What this task involves. Go through the listing and write out all of it exactly.

Supplied data.

....

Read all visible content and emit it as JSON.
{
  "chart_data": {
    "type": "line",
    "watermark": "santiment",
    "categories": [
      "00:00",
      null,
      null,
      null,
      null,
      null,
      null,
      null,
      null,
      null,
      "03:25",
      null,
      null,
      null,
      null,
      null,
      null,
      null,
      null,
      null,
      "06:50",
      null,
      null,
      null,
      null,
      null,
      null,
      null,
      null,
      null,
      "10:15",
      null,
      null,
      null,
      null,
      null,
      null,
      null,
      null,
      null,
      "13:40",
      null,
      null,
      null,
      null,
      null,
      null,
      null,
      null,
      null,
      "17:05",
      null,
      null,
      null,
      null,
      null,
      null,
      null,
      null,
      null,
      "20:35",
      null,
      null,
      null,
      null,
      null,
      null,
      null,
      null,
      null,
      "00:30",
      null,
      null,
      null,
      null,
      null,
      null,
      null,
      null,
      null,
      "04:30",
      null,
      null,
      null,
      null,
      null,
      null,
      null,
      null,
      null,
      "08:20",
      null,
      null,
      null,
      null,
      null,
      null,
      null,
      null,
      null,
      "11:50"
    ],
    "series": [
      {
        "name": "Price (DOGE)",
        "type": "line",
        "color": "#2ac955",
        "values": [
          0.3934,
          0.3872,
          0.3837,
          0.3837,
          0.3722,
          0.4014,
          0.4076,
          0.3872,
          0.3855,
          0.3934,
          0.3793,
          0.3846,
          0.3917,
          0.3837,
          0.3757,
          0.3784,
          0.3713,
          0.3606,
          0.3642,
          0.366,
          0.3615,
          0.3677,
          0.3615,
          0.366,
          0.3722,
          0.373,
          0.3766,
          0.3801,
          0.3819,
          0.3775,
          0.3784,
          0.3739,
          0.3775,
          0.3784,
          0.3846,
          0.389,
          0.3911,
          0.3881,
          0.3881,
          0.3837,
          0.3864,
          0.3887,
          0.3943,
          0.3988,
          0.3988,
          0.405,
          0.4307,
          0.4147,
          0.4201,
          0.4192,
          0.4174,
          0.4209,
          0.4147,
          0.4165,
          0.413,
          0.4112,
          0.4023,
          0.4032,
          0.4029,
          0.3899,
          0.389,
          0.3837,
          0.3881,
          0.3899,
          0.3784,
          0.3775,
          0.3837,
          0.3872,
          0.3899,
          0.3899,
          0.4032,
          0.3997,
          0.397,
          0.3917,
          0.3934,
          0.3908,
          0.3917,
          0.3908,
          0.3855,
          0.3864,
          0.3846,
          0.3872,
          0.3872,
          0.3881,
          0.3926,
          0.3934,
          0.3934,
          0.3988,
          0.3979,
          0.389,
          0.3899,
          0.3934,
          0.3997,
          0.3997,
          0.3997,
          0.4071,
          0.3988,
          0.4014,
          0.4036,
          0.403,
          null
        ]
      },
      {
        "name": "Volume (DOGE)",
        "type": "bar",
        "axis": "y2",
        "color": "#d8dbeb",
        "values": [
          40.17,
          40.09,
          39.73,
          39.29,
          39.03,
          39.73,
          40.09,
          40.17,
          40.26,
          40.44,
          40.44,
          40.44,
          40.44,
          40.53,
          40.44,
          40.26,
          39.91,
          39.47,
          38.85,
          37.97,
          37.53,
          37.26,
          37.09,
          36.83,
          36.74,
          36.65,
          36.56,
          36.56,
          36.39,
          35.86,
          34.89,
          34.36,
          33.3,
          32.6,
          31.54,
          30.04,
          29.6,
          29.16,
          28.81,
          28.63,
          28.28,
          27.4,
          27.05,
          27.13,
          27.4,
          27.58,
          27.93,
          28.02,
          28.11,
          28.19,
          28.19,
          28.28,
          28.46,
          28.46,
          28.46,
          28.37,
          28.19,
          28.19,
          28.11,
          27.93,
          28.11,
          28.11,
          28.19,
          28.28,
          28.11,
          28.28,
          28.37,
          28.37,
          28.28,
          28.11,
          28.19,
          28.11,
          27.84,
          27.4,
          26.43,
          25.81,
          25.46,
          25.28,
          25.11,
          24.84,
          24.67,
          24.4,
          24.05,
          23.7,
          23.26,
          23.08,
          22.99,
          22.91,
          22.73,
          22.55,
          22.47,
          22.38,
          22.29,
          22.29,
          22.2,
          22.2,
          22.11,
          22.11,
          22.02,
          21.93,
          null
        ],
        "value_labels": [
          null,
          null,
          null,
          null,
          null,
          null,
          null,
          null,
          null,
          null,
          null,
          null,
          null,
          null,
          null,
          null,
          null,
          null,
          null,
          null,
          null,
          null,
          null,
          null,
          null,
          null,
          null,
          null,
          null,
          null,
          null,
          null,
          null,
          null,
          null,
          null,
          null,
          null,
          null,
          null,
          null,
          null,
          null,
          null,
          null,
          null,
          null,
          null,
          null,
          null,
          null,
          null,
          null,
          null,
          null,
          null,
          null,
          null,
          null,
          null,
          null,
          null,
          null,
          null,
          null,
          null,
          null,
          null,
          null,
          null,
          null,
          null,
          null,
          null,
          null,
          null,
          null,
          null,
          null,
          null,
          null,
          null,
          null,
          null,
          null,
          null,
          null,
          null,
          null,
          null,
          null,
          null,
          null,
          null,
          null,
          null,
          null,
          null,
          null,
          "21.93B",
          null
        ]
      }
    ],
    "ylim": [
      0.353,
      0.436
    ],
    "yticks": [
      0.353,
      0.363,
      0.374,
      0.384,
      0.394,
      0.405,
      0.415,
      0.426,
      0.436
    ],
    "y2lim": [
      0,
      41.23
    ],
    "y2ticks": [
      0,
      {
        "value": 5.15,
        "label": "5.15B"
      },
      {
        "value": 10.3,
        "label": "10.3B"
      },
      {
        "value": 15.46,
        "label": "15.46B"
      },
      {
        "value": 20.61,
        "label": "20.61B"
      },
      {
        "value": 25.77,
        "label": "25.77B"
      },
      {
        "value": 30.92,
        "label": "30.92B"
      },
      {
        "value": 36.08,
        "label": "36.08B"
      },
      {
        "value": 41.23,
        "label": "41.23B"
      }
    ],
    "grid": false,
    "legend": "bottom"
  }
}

....

Result.
Read all visible content and emit it as JSON.
{
  "chart_data": {
    "type": "line",
    "watermark": "santiment",
    "categories": [
      "00:00",
      null,
      null,
      null,
      null,
      null,
      null,
      null,
      null,
      null,
      "03:25",
      null,
      null,
      null,
      null,
      null,
      null,
      null,
      null,
      null,
      "06:50",
      null,
      null,
      null,
      null,
      null,
      null,
      null,
      null,
      null,
      "10:15",
      null,
      null,
      null,
      null,
      null,
      null,
      null,
      null,
      null,
      "13:40",
      null,
      null,
      null,
      null,
      null,
      null,
      null,
      null,
      null,
      "17:05",
      null,
      null,
      null,
      null,
      null,
      null,
      null,
      null,
      null,
      "20:35",
      null,
      null,
      null,
      null,
      null,
      null,
      null,
      null,
      null,
      "00:30",
      null,
      null,
      null,
      null,
      null,
      null,
      null,
      null,
      null,
      "04:30",
      null,
      null,
      null,
      null,
      null,
      null,
      null,
      null,
      null,
      "08:20",
      null,
      null,
      null,
      null,
      null,
      null,
      null,
      null,
      null,
      "11:50"
    ],
    "series": [
      {
        "name": "Price (DOGE)",
        "type": "line",
        "color": "#2ac955",
        "values": [
          0.3934,
          0.3872,
          0.3837,
          0.3837,
          0.3722,
          0.4014,
          0.4076,
          0.3872,
          0.3855,
          0.3934,
          0.3793,
          0.3846,
          0.3917,
          0.3837,
          0.3757,
          0.3784,
          0.3713,
          0.3606,
          0.3642,
          0.366,
          0.3615,
          0.3677,
          0.3615,
          0.366,
          0.3722,
          0.373,
          0.3766,
          0.3801,
          0.3819,
          0.3775,
          0.3784,
          0.3739,
          0.3775,
          0.3784,
          0.3846,
          0.389,
          0.3911,
          0.3881,
          0.3881,
          0.3837,
          0.3864,
          0.3887,
          0.3943,
          0.3988,
          0.3988,
          0.405,
          0.4307,
          0.4147,
          0.4201,
          0.4192,
          0.4174,
          0.4209,
          0.4147,
          0.4165,
          0.413,
          0.4112,
          0.4023,
          0.4032,
          0.4029,
          0.3899,
          0.389,
          0.3837,
          0.3881,
          0.3899,
          0.3784,
          0.3775,
          0.3837,
          0.3872,
          0.3899,
          0.3899,
          0.4032,
          0.3997,
          0.397,
          0.3917,
          0.3934,
          0.3908,
          0.3917,
          0.3908,
          0.3855,
          0.3864,
          0.3846,
          0.3872,
          0.3872,
          0.3881,
          0.3926,
          0.3934,
          0.3934,
          0.3988,
          0.3979,
          0.389,
          0.3899,
          0.3934,
          0.3997,
          0.3997,
          0.3997,
          0.4071,
          0.3988,
          0.4014,
          0.4036,
          0.403,
          null
        ]
      },
      {
        "name": "Volume (DOGE)",
        "type": "bar",
        "axis": "y2",
        "color": "#d8dbeb",
        "values": [
          40.17,
          40.09,
          39.73,
          39.29,
          39.03,
          39.73,
          40.09,
          40.17,
          40.26,
          40.44,
          40.44,
          40.44,
          40.44,
          40.53,
          40.44,
          40.26,
          39.91,
          39.47,
          38.85,
          37.97,
          37.53,
          37.26,
          37.09,
          36.83,
          36.74,
          36.65,
          36.56,
          36.56,
          36.39,
          35.86,
          34.89,
          34.36,
          33.3,
          32.6,
          31.54,
          30.04,
          29.6,
          29.16,
          28.81,
          28.63,
          28.28,
          27.4,
          27.05,
          27.13,
          27.4,
          27.58,
          27.93,
          28.02,
          28.11,
          28.19,
          28.19,
          28.28,
          28.46,
          28.46,
          28.46,
          28.37,
          28.19,
          28.19,
          28.11,
          27.93,
          28.11,
          28.11,
          28.19,
          28.28,
          28.11,
          28.28,
          28.37,
          28.37,
          28.28,
          28.11,
          28.19,
          28.11,
          27.84,
          27.4,
          26.43,
          25.81,
          25.46,
          25.28,
          25.11,
          24.84,
          24.67,
          24.4,
          24.05,
          23.7,
          23.26,
          23.08,
          22.99,
          22.91,
          22.73,
          22.55,
          22.47,
          22.38,
          22.29,
          22.29,
          22.2,
          22.2,
          22.11,
          22.11,
          22.02,
          21.93,
          null
        ],
        "value_labels": [
          null,
          null,
          null,
          null,
          null,
          null,
          null,
          null,
          null,
          null,
          null,
          null,
          null,
          null,
          null,
          null,
          null,
          null,
          null,
          null,
          null,
          null,
          null,
          null,
          null,
          null,
          null,
          null,
          null,
          null,
          null,
          null,
          null,
          null,
          null,
          null,
          null,
          null,
          null,
          null,
          null,
          null,
          null,
          null,
          null,
          null,
          null,
          null,
          null,
          null,
          null,
          null,
          null,
          null,
          null,
          null,
          null,
          null,
          null,
          null,
          null,
          null,
          null,
          null,
          null,
          null,
          null,
          null,
          null,
          null,
          null,
          null,
          null,
          null,
          null,
          null,
          null,
          null,
          null,
          null,
          null,
          null,
          null,
          null,
          null,
          null,
          null,
          null,
          null,
          null,
          null,
          null,
          null,
          null,
          null,
          null,
          null,
          null,
          null,
          "21.93B",
          null
        ]
      }
    ],
    "ylim": [
      0.353,
      0.436
    ],
    "yticks": [
      0.353,
      0.363,
      0.374,
      0.384,
      0.394,
      0.405,
      0.415,
      0.426,
      0.436
    ],
    "y2lim": [
      0,
      41.23
    ],
    "y2ticks": [
      0,
      {
        "value": 5.15,
        "label": "5.15B"
      },
      {
        "value": 10.3,
        "label": "10.3B"
      },
      {
        "value": 15.46,
        "label": "15.46B"
      },
      {
        "value": 20.61,
        "label": "20.61B"
      },
      {
        "value": 25.77,
        "label": "25.77B"
      },
      {
        "value": 30.92,
        "label": "30.92B"
      },
      {
        "value": 36.08,
        "label": "36.08B"
      },
      {
        "value": 41.23,
        "label": "41.23B"
      }
    ],
    "grid": false,
    "legend": "bottom"
  }
}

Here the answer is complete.